*TASK OBJECTIVE*
Read the data and repeat it in full, exactly.

>> begin

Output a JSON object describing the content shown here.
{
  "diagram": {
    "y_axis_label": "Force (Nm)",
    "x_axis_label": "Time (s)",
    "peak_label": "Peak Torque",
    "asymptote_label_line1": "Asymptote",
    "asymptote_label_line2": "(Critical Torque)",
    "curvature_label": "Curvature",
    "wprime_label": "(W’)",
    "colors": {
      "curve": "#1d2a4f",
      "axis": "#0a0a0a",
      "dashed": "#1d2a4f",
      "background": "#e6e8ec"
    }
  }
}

>> end

*ANSWER*
Output a JSON object describing the content shown here.
{
  "diagram": {
    "y_axis_label": "Force (Nm)",
    "x_axis_label": "Time (s)",
    "peak_label": "Peak Torque",
    "asymptote_label_line1": "Asymptote",
    "asymptote_label_line2": "(Critical Torque)",
    "curvature_label": "Curvature",
    "wprime_label": "(W’)",
    "colors": {
      "curve": "#1d2a4f",
      "axis": "#0a0a0a",
      "dashed": "#1d2a4f",
      "background": "#e6e8ec"
    }
  }
}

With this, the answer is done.